GIVEN EXERCISE
Transcribe the material exactly. Images do not belong in the copy.

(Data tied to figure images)
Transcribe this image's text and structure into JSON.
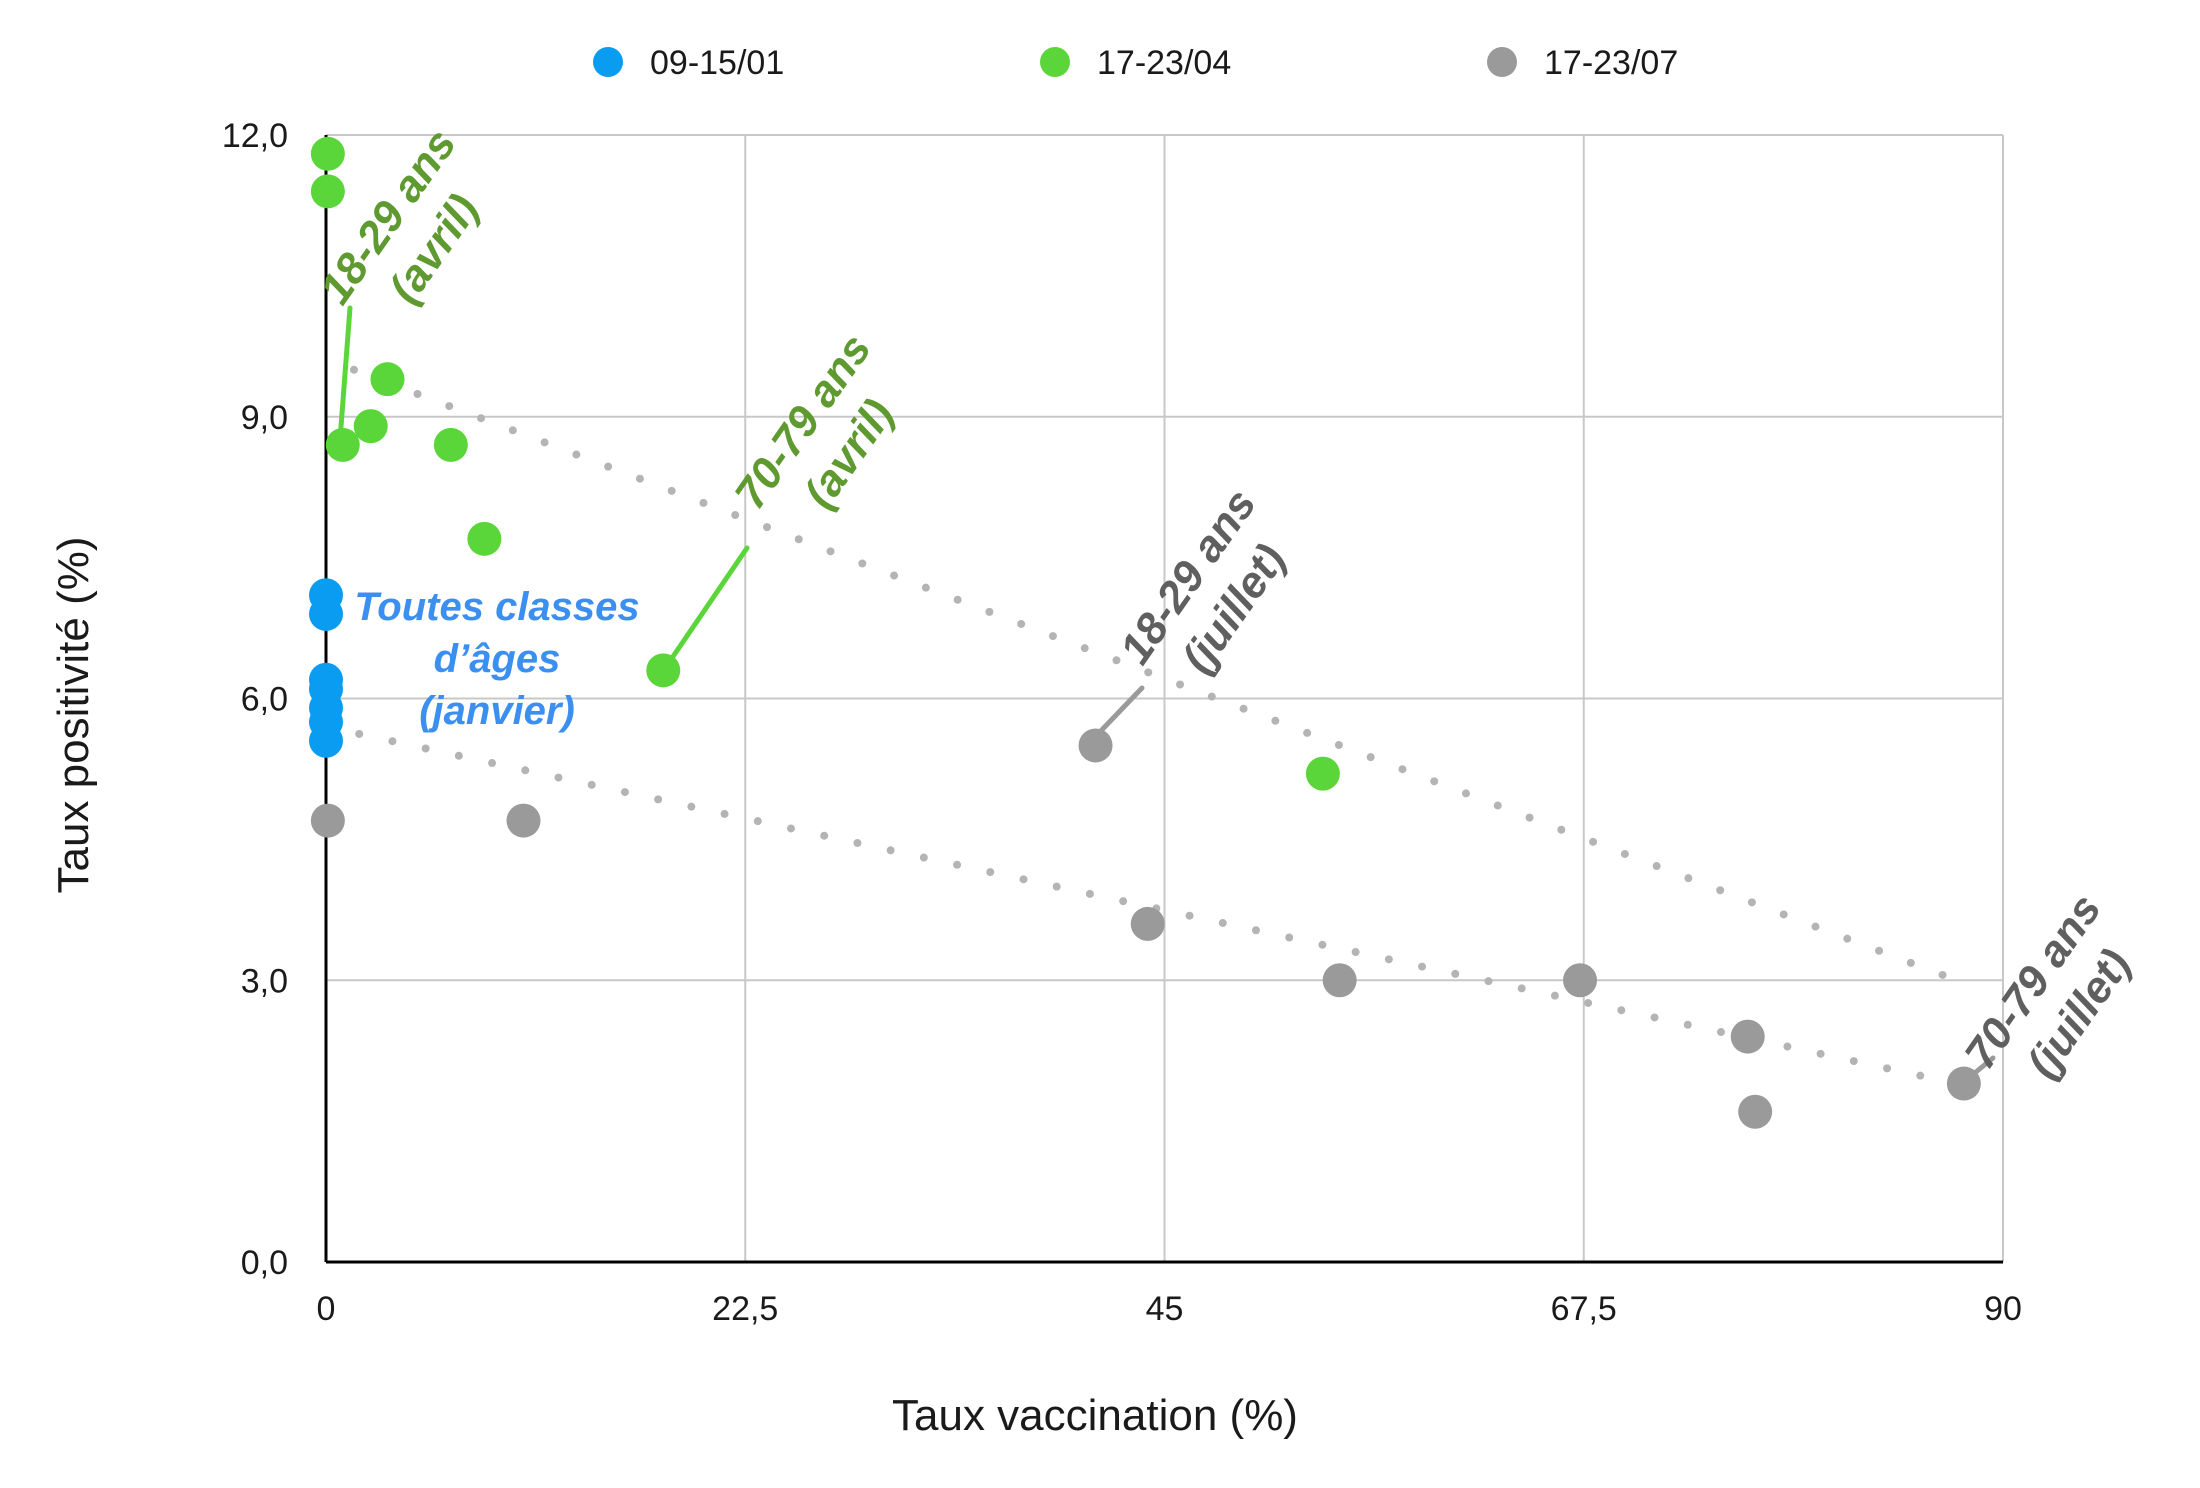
{
  "chart_data": {
    "type": "scatter",
    "title": "",
    "xlabel": "Taux vaccination (%)",
    "ylabel": "Taux positivité (%)",
    "xlim": [
      0,
      90
    ],
    "ylim": [
      0,
      12
    ],
    "x_ticks": [
      "0",
      "22,5",
      "45",
      "67,5",
      "90"
    ],
    "y_ticks": [
      "0,0",
      "3,0",
      "6,0",
      "9,0",
      "12,0"
    ],
    "grid": true,
    "legend_position": "top",
    "series": [
      {
        "name": "09-15/01",
        "color": "#0a9cf0",
        "points": [
          {
            "x": 0,
            "y": 7.1
          },
          {
            "x": 0,
            "y": 6.9
          },
          {
            "x": 0,
            "y": 6.2
          },
          {
            "x": 0,
            "y": 6.1
          },
          {
            "x": 0,
            "y": 5.9
          },
          {
            "x": 0,
            "y": 5.75
          },
          {
            "x": 0,
            "y": 5.55
          }
        ]
      },
      {
        "name": "17-23/04",
        "color": "#5bd63a",
        "points": [
          {
            "x": 0.1,
            "y": 11.8
          },
          {
            "x": 0.1,
            "y": 11.4
          },
          {
            "x": 0.9,
            "y": 8.7
          },
          {
            "x": 2.4,
            "y": 8.9
          },
          {
            "x": 3.3,
            "y": 9.4
          },
          {
            "x": 6.7,
            "y": 8.7
          },
          {
            "x": 8.5,
            "y": 7.7
          },
          {
            "x": 18.1,
            "y": 6.3
          },
          {
            "x": 53.5,
            "y": 5.2
          }
        ]
      },
      {
        "name": "17-23/07",
        "color": "#9a9a9a",
        "points": [
          {
            "x": 0.1,
            "y": 4.7
          },
          {
            "x": 10.6,
            "y": 4.7
          },
          {
            "x": 41.3,
            "y": 5.5
          },
          {
            "x": 44.1,
            "y": 3.6
          },
          {
            "x": 54.4,
            "y": 3.0
          },
          {
            "x": 67.3,
            "y": 3.0
          },
          {
            "x": 76.3,
            "y": 2.4
          },
          {
            "x": 76.7,
            "y": 1.6
          },
          {
            "x": 87.9,
            "y": 1.9
          }
        ]
      }
    ],
    "trendlines": [
      {
        "series": "17-23/04",
        "from": {
          "x": 1.5,
          "y": 9.5
        },
        "to": {
          "x": 87.5,
          "y": 3.0
        }
      },
      {
        "series": "17-23/07",
        "from": {
          "x": 0,
          "y": 5.7
        },
        "to": {
          "x": 87.5,
          "y": 1.9
        }
      }
    ],
    "annotations": [
      {
        "id": "jan",
        "lines": [
          "Toutes classes",
          "d’âges",
          "(janvier)"
        ],
        "color": "#3b8ff0"
      },
      {
        "id": "apr-18",
        "lines": [
          "18-29 ans",
          "(avril)"
        ],
        "color": "#5e9a30"
      },
      {
        "id": "apr-70",
        "lines": [
          "70-79 ans",
          "(avril)"
        ],
        "color": "#5e9a30"
      },
      {
        "id": "jul-18",
        "lines": [
          "18-29 ans",
          "(juillet)"
        ],
        "color": "#5f5f5f"
      },
      {
        "id": "jul-70",
        "lines": [
          "70-79 ans",
          "(juillet)"
        ],
        "color": "#5f5f5f"
      }
    ]
  }
}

SOLUTION TO THIS EXERCISE
Transcribe this image's text and structure into JSON.
{
  "chart_data": {
    "type": "scatter",
    "title": "",
    "xlabel": "Taux vaccination (%)",
    "ylabel": "Taux positivité (%)",
    "xlim": [
      0,
      90
    ],
    "ylim": [
      0,
      12
    ],
    "x_ticks": [
      "0",
      "22,5",
      "45",
      "67,5",
      "90"
    ],
    "y_ticks": [
      "0,0",
      "3,0",
      "6,0",
      "9,0",
      "12,0"
    ],
    "grid": true,
    "legend_position": "top",
    "series": [
      {
        "name": "09-15/01",
        "color": "#0a9cf0",
        "points": [
          {
            "x": 0,
            "y": 7.1
          },
          {
            "x": 0,
            "y": 6.9
          },
          {
            "x": 0,
            "y": 6.2
          },
          {
            "x": 0,
            "y": 6.1
          },
          {
            "x": 0,
            "y": 5.9
          },
          {
            "x": 0,
            "y": 5.75
          },
          {
            "x": 0,
            "y": 5.55
          }
        ]
      },
      {
        "name": "17-23/04",
        "color": "#5bd63a",
        "points": [
          {
            "x": 0.1,
            "y": 11.8
          },
          {
            "x": 0.1,
            "y": 11.4
          },
          {
            "x": 0.9,
            "y": 8.7
          },
          {
            "x": 2.4,
            "y": 8.9
          },
          {
            "x": 3.3,
            "y": 9.4
          },
          {
            "x": 6.7,
            "y": 8.7
          },
          {
            "x": 8.5,
            "y": 7.7
          },
          {
            "x": 18.1,
            "y": 6.3
          },
          {
            "x": 53.5,
            "y": 5.2
          }
        ]
      },
      {
        "name": "17-23/07",
        "color": "#9a9a9a",
        "points": [
          {
            "x": 0.1,
            "y": 4.7
          },
          {
            "x": 10.6,
            "y": 4.7
          },
          {
            "x": 41.3,
            "y": 5.5
          },
          {
            "x": 44.1,
            "y": 3.6
          },
          {
            "x": 54.4,
            "y": 3.0
          },
          {
            "x": 67.3,
            "y": 3.0
          },
          {
            "x": 76.3,
            "y": 2.4
          },
          {
            "x": 76.7,
            "y": 1.6
          },
          {
            "x": 87.9,
            "y": 1.9
          }
        ]
      }
    ],
    "trendlines": [
      {
        "series": "17-23/04",
        "from": {
          "x": 1.5,
          "y": 9.5
        },
        "to": {
          "x": 87.5,
          "y": 3.0
        }
      },
      {
        "series": "17-23/07",
        "from": {
          "x": 0,
          "y": 5.7
        },
        "to": {
          "x": 87.5,
          "y": 1.9
        }
      }
    ],
    "annotations": [
      {
        "id": "jan",
        "lines": [
          "Toutes classes",
          "d’âges",
          "(janvier)"
        ],
        "color": "#3b8ff0"
      },
      {
        "id": "apr-18",
        "lines": [
          "18-29 ans",
          "(avril)"
        ],
        "color": "#5e9a30"
      },
      {
        "id": "apr-70",
        "lines": [
          "70-79 ans",
          "(avril)"
        ],
        "color": "#5e9a30"
      },
      {
        "id": "jul-18",
        "lines": [
          "18-29 ans",
          "(juillet)"
        ],
        "color": "#5f5f5f"
      },
      {
        "id": "jul-70",
        "lines": [
          "70-79 ans",
          "(juillet)"
        ],
        "color": "#5f5f5f"
      }
    ]
  }
}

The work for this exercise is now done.